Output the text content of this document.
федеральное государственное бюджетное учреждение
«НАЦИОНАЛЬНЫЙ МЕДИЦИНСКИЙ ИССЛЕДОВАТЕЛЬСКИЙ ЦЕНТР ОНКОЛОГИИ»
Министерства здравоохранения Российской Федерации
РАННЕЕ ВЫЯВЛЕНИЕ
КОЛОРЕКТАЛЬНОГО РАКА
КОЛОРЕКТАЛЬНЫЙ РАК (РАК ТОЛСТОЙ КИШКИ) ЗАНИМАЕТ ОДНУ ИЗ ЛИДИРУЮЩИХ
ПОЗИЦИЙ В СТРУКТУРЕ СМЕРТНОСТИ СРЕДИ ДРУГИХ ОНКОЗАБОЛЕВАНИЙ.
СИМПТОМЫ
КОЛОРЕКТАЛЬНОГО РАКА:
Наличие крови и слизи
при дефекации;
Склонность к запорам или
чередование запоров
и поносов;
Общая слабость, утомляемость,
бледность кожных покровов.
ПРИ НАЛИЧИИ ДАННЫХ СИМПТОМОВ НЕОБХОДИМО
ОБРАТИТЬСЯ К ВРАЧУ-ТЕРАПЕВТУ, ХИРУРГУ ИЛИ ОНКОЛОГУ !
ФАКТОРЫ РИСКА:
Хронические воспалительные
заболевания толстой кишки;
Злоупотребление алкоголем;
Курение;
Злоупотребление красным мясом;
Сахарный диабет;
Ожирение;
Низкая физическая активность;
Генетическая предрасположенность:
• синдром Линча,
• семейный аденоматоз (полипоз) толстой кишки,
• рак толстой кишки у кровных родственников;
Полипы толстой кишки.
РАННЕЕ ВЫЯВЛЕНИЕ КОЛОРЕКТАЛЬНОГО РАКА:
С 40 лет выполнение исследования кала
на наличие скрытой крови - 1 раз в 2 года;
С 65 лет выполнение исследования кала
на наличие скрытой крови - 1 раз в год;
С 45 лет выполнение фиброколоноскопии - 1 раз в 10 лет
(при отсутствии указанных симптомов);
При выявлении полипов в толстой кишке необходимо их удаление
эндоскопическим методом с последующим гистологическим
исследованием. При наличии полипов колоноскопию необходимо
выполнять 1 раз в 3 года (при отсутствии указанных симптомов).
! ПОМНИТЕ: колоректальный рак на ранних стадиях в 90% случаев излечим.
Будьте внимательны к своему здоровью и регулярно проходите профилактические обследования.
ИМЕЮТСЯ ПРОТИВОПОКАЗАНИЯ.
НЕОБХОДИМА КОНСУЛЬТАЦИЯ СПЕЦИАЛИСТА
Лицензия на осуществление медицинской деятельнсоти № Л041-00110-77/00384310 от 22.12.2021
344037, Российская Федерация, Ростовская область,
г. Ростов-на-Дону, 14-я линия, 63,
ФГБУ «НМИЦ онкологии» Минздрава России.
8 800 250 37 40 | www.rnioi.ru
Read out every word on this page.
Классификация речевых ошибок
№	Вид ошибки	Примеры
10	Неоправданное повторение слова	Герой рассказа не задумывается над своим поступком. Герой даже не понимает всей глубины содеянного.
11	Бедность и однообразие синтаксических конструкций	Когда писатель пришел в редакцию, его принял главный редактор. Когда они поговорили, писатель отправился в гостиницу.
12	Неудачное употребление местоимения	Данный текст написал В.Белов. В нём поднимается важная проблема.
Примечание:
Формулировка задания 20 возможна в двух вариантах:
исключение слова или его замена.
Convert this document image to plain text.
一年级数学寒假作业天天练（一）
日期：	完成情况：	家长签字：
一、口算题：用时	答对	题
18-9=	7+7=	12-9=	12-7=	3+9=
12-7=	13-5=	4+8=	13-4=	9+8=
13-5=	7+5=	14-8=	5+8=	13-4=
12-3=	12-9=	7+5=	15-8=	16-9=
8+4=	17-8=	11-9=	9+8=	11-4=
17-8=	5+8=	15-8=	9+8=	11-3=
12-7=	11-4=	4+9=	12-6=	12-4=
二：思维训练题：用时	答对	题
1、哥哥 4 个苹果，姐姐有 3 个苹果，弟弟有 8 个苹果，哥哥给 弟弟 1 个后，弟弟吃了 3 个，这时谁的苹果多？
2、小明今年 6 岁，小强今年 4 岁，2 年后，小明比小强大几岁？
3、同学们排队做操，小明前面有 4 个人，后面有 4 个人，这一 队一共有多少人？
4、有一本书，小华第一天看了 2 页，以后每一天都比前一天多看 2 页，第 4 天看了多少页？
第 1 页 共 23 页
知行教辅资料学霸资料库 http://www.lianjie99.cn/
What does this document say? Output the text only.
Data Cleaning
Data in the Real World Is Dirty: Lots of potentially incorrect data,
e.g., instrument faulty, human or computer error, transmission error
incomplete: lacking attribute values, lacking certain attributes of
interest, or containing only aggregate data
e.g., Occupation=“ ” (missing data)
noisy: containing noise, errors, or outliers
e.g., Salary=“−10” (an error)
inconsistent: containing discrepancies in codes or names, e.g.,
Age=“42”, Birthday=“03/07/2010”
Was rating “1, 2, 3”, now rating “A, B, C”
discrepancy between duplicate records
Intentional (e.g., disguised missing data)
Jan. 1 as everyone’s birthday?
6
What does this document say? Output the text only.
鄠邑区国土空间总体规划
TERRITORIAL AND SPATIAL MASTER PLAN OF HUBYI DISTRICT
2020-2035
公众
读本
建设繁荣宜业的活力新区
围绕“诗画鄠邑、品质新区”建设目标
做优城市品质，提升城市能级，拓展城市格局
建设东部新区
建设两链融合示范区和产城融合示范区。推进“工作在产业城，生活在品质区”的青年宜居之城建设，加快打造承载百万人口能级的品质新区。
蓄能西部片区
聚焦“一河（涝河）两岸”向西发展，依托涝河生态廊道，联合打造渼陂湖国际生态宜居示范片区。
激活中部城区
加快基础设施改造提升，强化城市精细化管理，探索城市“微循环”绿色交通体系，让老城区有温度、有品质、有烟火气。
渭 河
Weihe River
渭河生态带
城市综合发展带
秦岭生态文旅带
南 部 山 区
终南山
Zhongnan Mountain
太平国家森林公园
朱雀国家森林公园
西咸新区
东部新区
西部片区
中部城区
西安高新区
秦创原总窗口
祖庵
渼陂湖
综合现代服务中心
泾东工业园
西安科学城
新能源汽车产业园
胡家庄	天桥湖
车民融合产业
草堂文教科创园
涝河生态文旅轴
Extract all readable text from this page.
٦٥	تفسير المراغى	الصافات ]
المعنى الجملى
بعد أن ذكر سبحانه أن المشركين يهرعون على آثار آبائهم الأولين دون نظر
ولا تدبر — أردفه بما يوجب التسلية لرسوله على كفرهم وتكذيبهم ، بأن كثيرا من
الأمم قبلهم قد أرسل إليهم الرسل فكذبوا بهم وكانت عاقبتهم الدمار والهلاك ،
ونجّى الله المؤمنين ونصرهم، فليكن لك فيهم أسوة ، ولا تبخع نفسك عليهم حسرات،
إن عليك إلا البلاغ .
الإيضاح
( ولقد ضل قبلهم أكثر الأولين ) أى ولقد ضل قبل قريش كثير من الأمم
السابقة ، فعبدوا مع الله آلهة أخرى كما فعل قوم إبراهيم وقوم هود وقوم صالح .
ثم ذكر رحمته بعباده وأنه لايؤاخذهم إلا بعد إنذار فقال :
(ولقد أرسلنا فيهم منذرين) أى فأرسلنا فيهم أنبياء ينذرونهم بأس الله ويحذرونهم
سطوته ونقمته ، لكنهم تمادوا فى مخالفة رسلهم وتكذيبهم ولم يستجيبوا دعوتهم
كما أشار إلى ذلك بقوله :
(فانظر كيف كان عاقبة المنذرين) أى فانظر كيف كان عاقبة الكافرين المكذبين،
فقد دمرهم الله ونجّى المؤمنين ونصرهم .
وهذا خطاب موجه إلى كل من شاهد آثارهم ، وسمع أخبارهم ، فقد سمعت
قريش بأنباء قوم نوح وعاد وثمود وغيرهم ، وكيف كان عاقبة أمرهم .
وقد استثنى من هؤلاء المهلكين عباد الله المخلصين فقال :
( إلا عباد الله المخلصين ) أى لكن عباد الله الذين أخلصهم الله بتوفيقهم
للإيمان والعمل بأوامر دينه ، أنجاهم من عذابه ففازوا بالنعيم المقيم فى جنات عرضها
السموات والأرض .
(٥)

• _Job_: From the data above, gather every line that includes the word "this".

• _Solution_:
Output the text content of this document.
Read out every word on this page.
Convert this document image to plain text.
What does this document say? Output the text only.
What does this document say? Output the text only.
Extract all readable text from this page.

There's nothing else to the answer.